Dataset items
— START —
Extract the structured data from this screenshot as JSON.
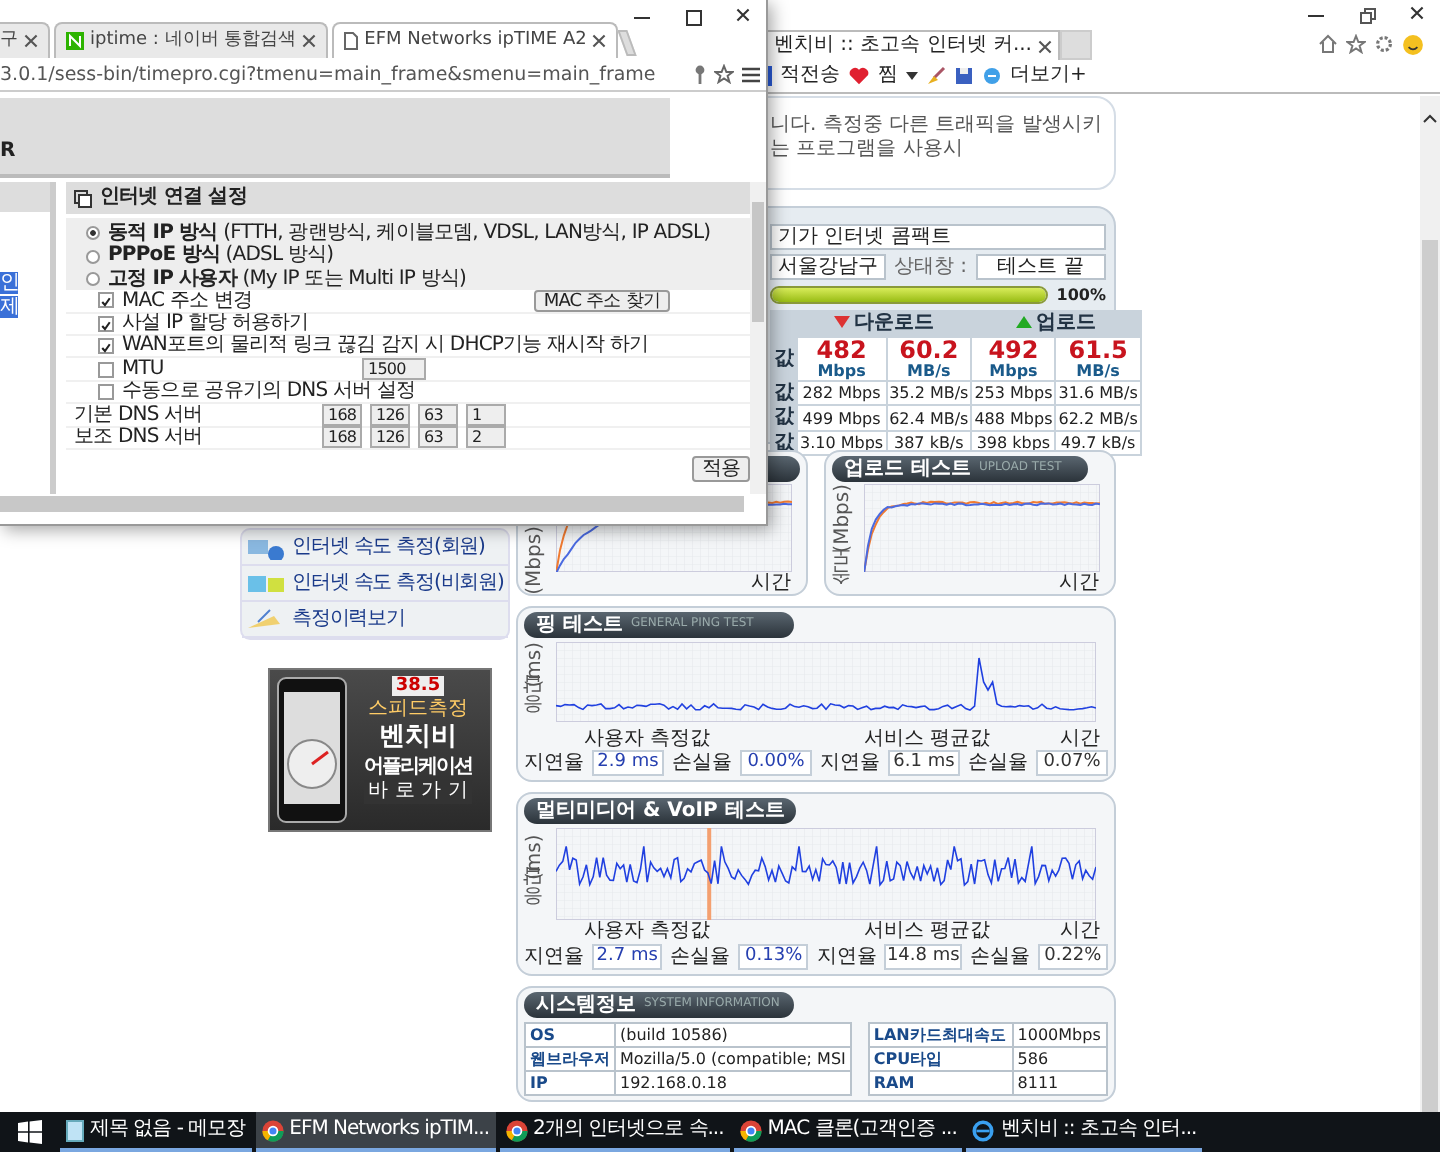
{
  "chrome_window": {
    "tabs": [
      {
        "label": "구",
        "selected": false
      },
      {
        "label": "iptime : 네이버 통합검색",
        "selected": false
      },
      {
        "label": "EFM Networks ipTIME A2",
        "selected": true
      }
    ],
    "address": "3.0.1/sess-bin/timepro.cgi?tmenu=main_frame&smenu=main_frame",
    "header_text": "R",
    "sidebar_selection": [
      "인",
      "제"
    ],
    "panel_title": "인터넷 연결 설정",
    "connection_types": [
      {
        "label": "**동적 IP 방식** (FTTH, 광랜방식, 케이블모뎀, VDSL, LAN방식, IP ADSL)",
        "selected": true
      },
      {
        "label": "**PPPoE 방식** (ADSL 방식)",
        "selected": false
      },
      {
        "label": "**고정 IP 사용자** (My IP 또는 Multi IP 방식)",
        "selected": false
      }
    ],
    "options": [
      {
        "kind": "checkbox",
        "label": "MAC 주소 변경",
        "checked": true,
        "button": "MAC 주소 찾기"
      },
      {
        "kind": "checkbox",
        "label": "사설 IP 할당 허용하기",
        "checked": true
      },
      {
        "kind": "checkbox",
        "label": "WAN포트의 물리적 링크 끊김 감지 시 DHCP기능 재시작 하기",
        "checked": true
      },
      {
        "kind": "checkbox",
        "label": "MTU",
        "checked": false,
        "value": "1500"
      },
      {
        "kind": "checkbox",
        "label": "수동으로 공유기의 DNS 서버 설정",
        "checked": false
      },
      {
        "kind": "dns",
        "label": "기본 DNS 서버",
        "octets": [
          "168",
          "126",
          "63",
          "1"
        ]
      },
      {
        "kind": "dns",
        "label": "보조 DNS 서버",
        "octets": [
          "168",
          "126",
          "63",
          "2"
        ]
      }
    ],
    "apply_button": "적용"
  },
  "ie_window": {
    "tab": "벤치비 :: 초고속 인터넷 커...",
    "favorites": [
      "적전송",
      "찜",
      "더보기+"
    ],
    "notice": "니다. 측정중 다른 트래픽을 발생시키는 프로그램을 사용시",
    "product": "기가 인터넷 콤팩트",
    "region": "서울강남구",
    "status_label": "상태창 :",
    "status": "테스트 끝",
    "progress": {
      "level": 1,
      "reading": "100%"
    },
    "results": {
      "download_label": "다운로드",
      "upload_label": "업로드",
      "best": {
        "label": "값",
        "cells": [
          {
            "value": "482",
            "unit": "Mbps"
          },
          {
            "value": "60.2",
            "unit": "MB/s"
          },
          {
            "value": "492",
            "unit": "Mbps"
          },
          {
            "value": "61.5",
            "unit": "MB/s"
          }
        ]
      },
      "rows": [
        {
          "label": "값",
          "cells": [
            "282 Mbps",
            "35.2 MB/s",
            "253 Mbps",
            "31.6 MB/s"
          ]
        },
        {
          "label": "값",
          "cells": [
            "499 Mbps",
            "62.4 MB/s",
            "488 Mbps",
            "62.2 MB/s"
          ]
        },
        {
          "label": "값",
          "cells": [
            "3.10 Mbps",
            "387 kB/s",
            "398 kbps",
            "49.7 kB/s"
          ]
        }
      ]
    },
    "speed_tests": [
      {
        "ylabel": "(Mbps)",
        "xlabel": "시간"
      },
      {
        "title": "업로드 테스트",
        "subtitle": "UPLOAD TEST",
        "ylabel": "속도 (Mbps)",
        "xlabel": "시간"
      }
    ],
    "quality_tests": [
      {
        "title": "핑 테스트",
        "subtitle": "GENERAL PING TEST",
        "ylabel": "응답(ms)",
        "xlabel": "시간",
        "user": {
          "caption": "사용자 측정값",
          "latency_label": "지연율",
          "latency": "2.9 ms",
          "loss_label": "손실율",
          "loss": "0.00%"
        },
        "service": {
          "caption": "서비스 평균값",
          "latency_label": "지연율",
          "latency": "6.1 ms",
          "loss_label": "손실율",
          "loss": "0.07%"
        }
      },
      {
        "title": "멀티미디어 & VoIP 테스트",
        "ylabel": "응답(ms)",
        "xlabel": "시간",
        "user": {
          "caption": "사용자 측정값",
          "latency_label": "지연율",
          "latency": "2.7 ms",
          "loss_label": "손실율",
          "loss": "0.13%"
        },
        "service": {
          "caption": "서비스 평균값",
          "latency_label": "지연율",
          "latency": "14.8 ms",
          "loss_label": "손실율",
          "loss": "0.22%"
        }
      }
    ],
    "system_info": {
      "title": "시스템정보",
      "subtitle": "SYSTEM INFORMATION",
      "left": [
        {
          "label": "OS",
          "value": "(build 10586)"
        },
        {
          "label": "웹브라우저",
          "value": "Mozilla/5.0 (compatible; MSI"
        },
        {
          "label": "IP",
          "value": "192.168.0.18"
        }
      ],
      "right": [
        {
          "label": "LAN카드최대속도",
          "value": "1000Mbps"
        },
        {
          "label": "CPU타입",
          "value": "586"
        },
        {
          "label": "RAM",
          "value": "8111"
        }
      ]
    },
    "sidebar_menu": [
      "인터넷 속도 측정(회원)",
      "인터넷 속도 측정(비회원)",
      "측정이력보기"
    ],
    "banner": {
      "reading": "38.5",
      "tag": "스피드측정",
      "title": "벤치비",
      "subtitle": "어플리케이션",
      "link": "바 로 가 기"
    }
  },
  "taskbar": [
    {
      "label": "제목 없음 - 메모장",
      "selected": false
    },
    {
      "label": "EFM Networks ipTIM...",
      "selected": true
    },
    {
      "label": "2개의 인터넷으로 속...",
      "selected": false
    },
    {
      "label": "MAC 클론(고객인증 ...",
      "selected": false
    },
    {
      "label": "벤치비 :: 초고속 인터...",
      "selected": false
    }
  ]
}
— END —
PROBLEM DETAILS
Set each line of the records down exactly, leaving every picture out.

SOLUTION
Extract the structured data from this screenshot as JSON.
{
  "chrome_window": {
    "tabs": [
      {
        "label": "구",
        "selected": false
      },
      {
        "label": "iptime : 네이버 통합검색",
        "selected": false
      },
      {
        "label": "EFM Networks ipTIME A2",
        "selected": true
      }
    ],
    "address": "3.0.1/sess-bin/timepro.cgi?tmenu=main_frame&smenu=main_frame",
    "header_text": "R",
    "sidebar_selection": [
      "인",
      "제"
    ],
    "panel_title": "인터넷 연결 설정",
    "connection_types": [
      {
        "label": "**동적 IP 방식** (FTTH, 광랜방식, 케이블모뎀, VDSL, LAN방식, IP ADSL)",
        "selected": true
      },
      {
        "label": "**PPPoE 방식** (ADSL 방식)",
        "selected": false
      },
      {
        "label": "**고정 IP 사용자** (My IP 또는 Multi IP 방식)",
        "selected": false
      }
    ],
    "options": [
      {
        "kind": "checkbox",
        "label": "MAC 주소 변경",
        "checked": true,
        "button": "MAC 주소 찾기"
      },
      {
        "kind": "checkbox",
        "label": "사설 IP 할당 허용하기",
        "checked": true
      },
      {
        "kind": "checkbox",
        "label": "WAN포트의 물리적 링크 끊김 감지 시 DHCP기능 재시작 하기",
        "checked": true
      },
      {
        "kind": "checkbox",
        "label": "MTU",
        "checked": false,
        "value": "1500"
      },
      {
        "kind": "checkbox",
        "label": "수동으로 공유기의 DNS 서버 설정",
        "checked": false
      },
      {
        "kind": "dns",
        "label": "기본 DNS 서버",
        "octets": [
          "168",
          "126",
          "63",
          "1"
        ]
      },
      {
        "kind": "dns",
        "label": "보조 DNS 서버",
        "octets": [
          "168",
          "126",
          "63",
          "2"
        ]
      }
    ],
    "apply_button": "적용"
  },
  "ie_window": {
    "tab": "벤치비 :: 초고속 인터넷 커...",
    "favorites": [
      "적전송",
      "찜",
      "더보기+"
    ],
    "notice": "니다. 측정중 다른 트래픽을 발생시키는 프로그램을 사용시",
    "product": "기가 인터넷 콤팩트",
    "region": "서울강남구",
    "status_label": "상태창 :",
    "status": "테스트 끝",
    "progress": {
      "level": 1,
      "reading": "100%"
    },
    "results": {
      "download_label": "다운로드",
      "upload_label": "업로드",
      "best": {
        "label": "값",
        "cells": [
          {
            "value": "482",
            "unit": "Mbps"
          },
          {
            "value": "60.2",
            "unit": "MB/s"
          },
          {
            "value": "492",
            "unit": "Mbps"
          },
          {
            "value": "61.5",
            "unit": "MB/s"
          }
        ]
      },
      "rows": [
        {
          "label": "값",
          "cells": [
            "282 Mbps",
            "35.2 MB/s",
            "253 Mbps",
            "31.6 MB/s"
          ]
        },
        {
          "label": "값",
          "cells": [
            "499 Mbps",
            "62.4 MB/s",
            "488 Mbps",
            "62.2 MB/s"
          ]
        },
        {
          "label": "값",
          "cells": [
            "3.10 Mbps",
            "387 kB/s",
            "398 kbps",
            "49.7 kB/s"
          ]
        }
      ]
    },
    "speed_tests": [
      {
        "ylabel": "(Mbps)",
        "xlabel": "시간"
      },
      {
        "title": "업로드 테스트",
        "subtitle": "UPLOAD TEST",
        "ylabel": "속도 (Mbps)",
        "xlabel": "시간"
      }
    ],
    "quality_tests": [
      {
        "title": "핑 테스트",
        "subtitle": "GENERAL PING TEST",
        "ylabel": "응답(ms)",
        "xlabel": "시간",
        "user": {
          "caption": "사용자 측정값",
          "latency_label": "지연율",
          "latency": "2.9 ms",
          "loss_label": "손실율",
          "loss": "0.00%"
        },
        "service": {
          "caption": "서비스 평균값",
          "latency_label": "지연율",
          "latency": "6.1 ms",
          "loss_label": "손실율",
          "loss": "0.07%"
        }
      },
      {
        "title": "멀티미디어 & VoIP 테스트",
        "ylabel": "응답(ms)",
        "xlabel": "시간",
        "user": {
          "caption": "사용자 측정값",
          "latency_label": "지연율",
          "latency": "2.7 ms",
          "loss_label": "손실율",
          "loss": "0.13%"
        },
        "service": {
          "caption": "서비스 평균값",
          "latency_label": "지연율",
          "latency": "14.8 ms",
          "loss_label": "손실율",
          "loss": "0.22%"
        }
      }
    ],
    "system_info": {
      "title": "시스템정보",
      "subtitle": "SYSTEM INFORMATION",
      "left": [
        {
          "label": "OS",
          "value": "(build 10586)"
        },
        {
          "label": "웹브라우저",
          "value": "Mozilla/5.0 (compatible; MSI"
        },
        {
          "label": "IP",
          "value": "192.168.0.18"
        }
      ],
      "right": [
        {
          "label": "LAN카드최대속도",
          "value": "1000Mbps"
        },
        {
          "label": "CPU타입",
          "value": "586"
        },
        {
          "label": "RAM",
          "value": "8111"
        }
      ]
    },
    "sidebar_menu": [
      "인터넷 속도 측정(회원)",
      "인터넷 속도 측정(비회원)",
      "측정이력보기"
    ],
    "banner": {
      "reading": "38.5",
      "tag": "스피드측정",
      "title": "벤치비",
      "subtitle": "어플리케이션",
      "link": "바 로 가 기"
    }
  },
  "taskbar": [
    {
      "label": "제목 없음 - 메모장",
      "selected": false
    },
    {
      "label": "EFM Networks ipTIM...",
      "selected": true
    },
    {
      "label": "2개의 인터넷으로 속...",
      "selected": false
    },
    {
      "label": "MAC 클론(고객인증 ...",
      "selected": false
    },
    {
      "label": "벤치비 :: 초고속 인터...",
      "selected": false
    }
  ]
}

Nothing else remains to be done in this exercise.